_Written request:_ Each record needs to be echoed exactly; can you do that?

_Records for this task:_
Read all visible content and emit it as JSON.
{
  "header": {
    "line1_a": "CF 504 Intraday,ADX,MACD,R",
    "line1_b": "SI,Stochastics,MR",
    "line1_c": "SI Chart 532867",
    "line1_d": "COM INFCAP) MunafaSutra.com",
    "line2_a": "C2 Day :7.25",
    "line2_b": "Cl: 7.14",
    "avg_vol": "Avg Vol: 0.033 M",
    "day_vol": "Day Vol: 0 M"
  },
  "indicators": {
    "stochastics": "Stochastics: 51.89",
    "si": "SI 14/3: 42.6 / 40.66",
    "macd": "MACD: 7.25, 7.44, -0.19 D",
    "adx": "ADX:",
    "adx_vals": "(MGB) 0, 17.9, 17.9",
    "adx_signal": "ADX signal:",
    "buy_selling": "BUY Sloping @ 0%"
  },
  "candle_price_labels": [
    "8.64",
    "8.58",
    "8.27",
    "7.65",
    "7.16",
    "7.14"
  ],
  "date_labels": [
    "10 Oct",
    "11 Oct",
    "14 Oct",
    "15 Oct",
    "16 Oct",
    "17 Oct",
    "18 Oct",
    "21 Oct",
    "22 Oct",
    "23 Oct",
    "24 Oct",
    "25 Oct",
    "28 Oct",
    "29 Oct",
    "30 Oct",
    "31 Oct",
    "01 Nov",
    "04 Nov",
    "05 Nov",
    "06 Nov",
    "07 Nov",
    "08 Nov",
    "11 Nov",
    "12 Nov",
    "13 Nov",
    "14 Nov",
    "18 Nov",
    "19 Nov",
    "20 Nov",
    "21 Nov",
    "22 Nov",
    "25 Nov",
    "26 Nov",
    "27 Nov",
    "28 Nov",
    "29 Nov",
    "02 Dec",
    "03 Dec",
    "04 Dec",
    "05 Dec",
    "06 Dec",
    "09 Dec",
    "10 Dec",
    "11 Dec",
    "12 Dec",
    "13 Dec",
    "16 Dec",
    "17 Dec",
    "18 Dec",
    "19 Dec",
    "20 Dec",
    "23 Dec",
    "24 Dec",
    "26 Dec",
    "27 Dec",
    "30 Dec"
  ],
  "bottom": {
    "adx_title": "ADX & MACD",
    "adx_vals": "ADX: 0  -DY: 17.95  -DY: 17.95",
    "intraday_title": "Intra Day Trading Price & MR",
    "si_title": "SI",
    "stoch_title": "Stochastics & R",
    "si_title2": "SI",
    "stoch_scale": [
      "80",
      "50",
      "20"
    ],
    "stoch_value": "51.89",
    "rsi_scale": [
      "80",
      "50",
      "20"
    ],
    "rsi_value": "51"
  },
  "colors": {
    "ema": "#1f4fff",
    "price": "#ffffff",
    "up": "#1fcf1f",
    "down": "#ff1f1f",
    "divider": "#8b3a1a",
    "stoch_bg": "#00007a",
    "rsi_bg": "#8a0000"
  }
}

_Exercise output:_
Read all visible content and emit it as JSON.
{
  "header": {
    "line1_a": "CF 504 Intraday,ADX,MACD,R",
    "line1_b": "SI,Stochastics,MR",
    "line1_c": "SI Chart 532867",
    "line1_d": "COM INFCAP) MunafaSutra.com",
    "line2_a": "C2 Day :7.25",
    "line2_b": "Cl: 7.14",
    "avg_vol": "Avg Vol: 0.033 M",
    "day_vol": "Day Vol: 0 M"
  },
  "indicators": {
    "stochastics": "Stochastics: 51.89",
    "si": "SI 14/3: 42.6 / 40.66",
    "macd": "MACD: 7.25, 7.44, -0.19 D",
    "adx": "ADX:",
    "adx_vals": "(MGB) 0, 17.9, 17.9",
    "adx_signal": "ADX signal:",
    "buy_selling": "BUY Sloping @ 0%"
  },
  "candle_price_labels": [
    "8.64",
    "8.58",
    "8.27",
    "7.65",
    "7.16",
    "7.14"
  ],
  "date_labels": [
    "10 Oct",
    "11 Oct",
    "14 Oct",
    "15 Oct",
    "16 Oct",
    "17 Oct",
    "18 Oct",
    "21 Oct",
    "22 Oct",
    "23 Oct",
    "24 Oct",
    "25 Oct",
    "28 Oct",
    "29 Oct",
    "30 Oct",
    "31 Oct",
    "01 Nov",
    "04 Nov",
    "05 Nov",
    "06 Nov",
    "07 Nov",
    "08 Nov",
    "11 Nov",
    "12 Nov",
    "13 Nov",
    "14 Nov",
    "18 Nov",
    "19 Nov",
    "20 Nov",
    "21 Nov",
    "22 Nov",
    "25 Nov",
    "26 Nov",
    "27 Nov",
    "28 Nov",
    "29 Nov",
    "02 Dec",
    "03 Dec",
    "04 Dec",
    "05 Dec",
    "06 Dec",
    "09 Dec",
    "10 Dec",
    "11 Dec",
    "12 Dec",
    "13 Dec",
    "16 Dec",
    "17 Dec",
    "18 Dec",
    "19 Dec",
    "20 Dec",
    "23 Dec",
    "24 Dec",
    "26 Dec",
    "27 Dec",
    "30 Dec"
  ],
  "bottom": {
    "adx_title": "ADX & MACD",
    "adx_vals": "ADX: 0  -DY: 17.95  -DY: 17.95",
    "intraday_title": "Intra Day Trading Price & MR",
    "si_title": "SI",
    "stoch_title": "Stochastics & R",
    "si_title2": "SI",
    "stoch_scale": [
      "80",
      "50",
      "20"
    ],
    "stoch_value": "51.89",
    "rsi_scale": [
      "80",
      "50",
      "20"
    ],
    "rsi_value": "51"
  },
  "colors": {
    "ema": "#1f4fff",
    "price": "#ffffff",
    "up": "#1fcf1f",
    "down": "#ff1f1f",
    "divider": "#8b3a1a",
    "stoch_bg": "#00007a",
    "rsi_bg": "#8a0000"
  }
}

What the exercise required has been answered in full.